■ EXTRACTED RECORDS ■
▶

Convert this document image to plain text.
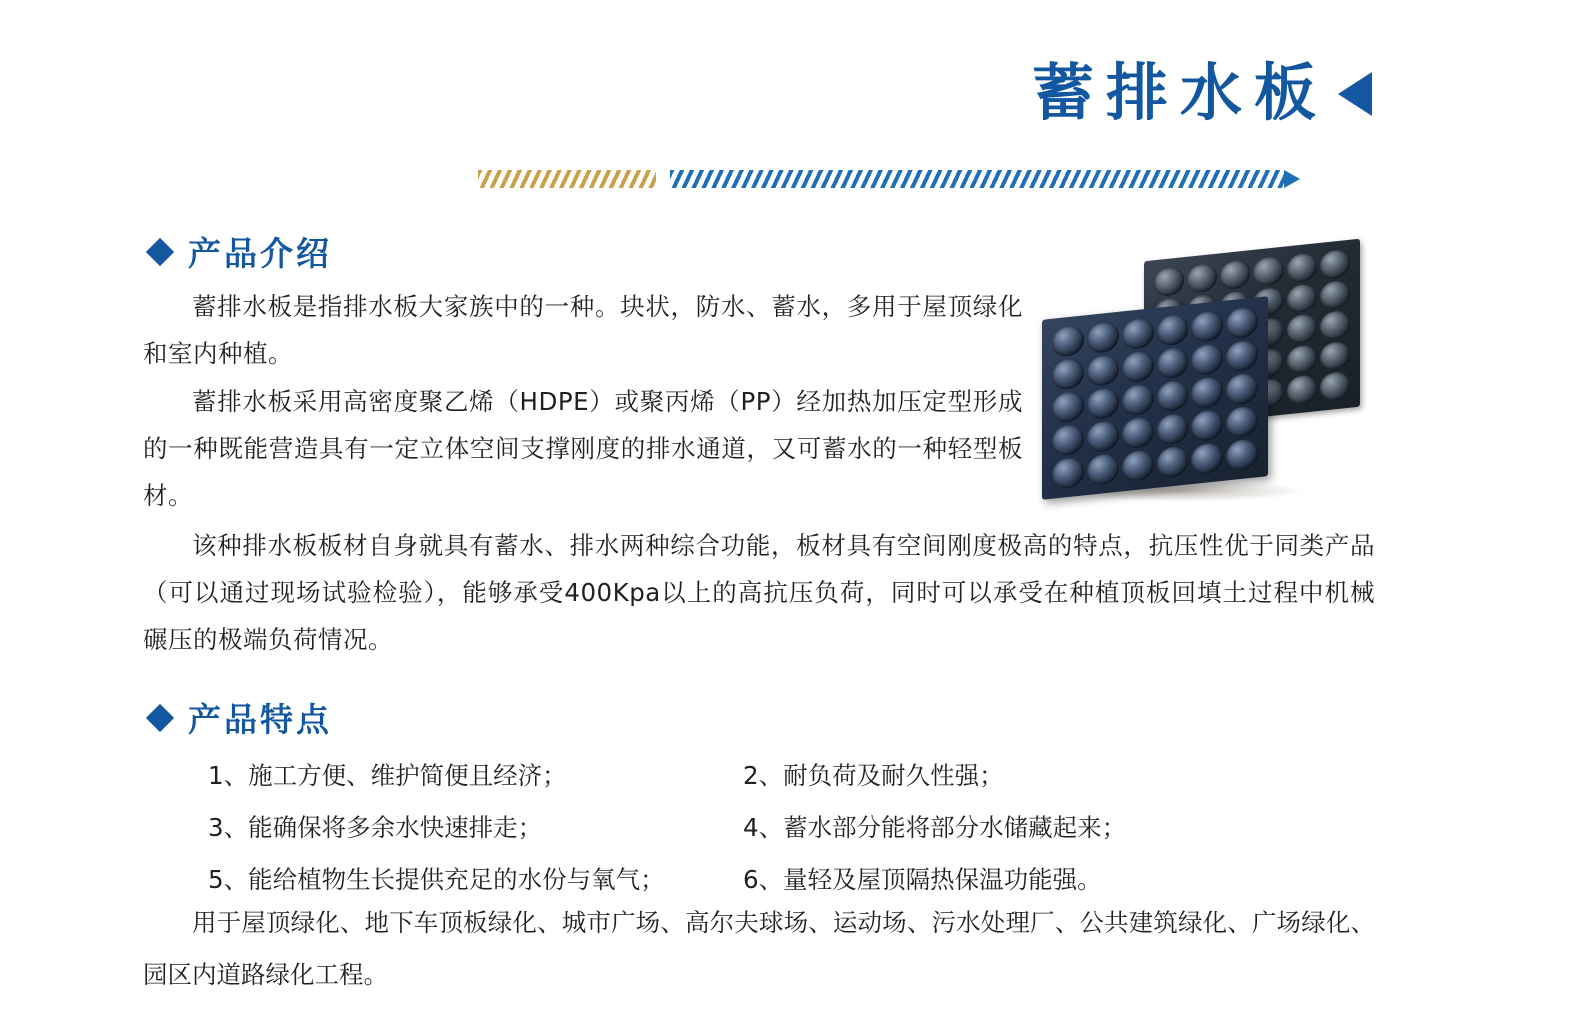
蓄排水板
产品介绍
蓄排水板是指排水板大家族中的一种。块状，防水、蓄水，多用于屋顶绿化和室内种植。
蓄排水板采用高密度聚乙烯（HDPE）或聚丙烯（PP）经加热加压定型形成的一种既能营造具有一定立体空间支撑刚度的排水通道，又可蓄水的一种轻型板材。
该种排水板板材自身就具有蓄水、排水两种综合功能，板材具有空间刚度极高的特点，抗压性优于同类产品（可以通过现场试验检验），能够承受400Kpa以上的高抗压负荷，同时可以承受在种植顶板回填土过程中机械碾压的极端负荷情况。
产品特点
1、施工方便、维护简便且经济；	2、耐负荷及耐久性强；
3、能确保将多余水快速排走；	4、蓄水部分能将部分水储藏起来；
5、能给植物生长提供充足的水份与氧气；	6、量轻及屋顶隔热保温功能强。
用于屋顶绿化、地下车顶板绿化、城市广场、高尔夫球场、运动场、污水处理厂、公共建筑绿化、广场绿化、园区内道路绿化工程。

◀
▶

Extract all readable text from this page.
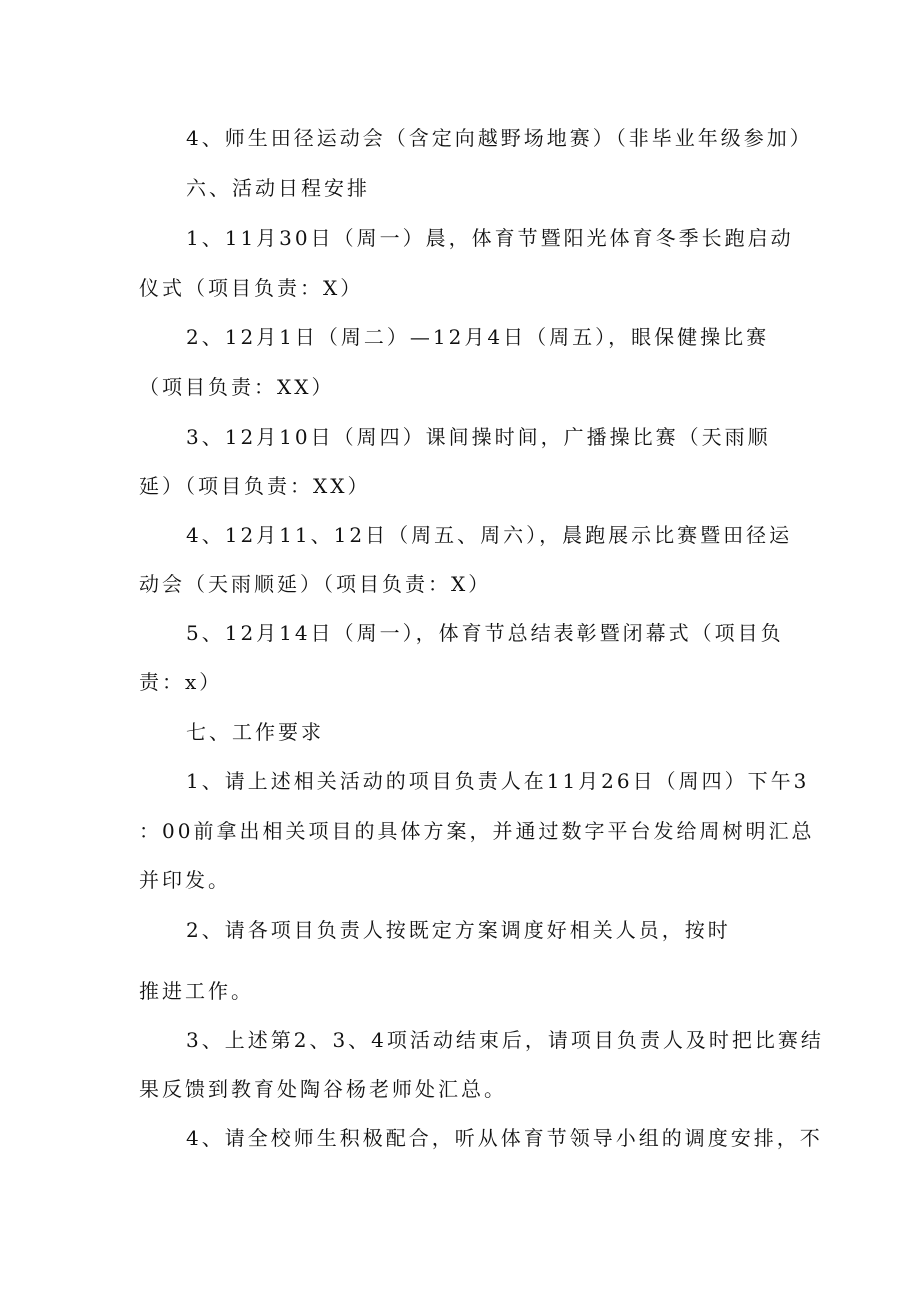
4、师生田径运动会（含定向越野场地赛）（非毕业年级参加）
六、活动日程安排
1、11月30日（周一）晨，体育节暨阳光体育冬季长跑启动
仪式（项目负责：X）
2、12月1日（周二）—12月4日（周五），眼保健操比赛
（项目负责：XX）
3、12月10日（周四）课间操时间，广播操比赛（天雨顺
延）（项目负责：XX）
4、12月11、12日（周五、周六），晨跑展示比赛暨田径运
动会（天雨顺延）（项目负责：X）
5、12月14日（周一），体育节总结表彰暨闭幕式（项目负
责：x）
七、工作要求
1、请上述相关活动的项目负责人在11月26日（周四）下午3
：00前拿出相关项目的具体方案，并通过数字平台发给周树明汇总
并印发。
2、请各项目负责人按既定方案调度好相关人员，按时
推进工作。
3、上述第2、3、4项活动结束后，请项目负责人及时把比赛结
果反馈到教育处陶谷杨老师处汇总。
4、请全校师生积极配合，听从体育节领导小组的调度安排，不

◀

■ DIRECTION ■
Filter out all lines lacking the word "text" and copy the rest.

■ RIGHT ANSWER ■
Convert this document image to plain text.
Extract all readable text from this page.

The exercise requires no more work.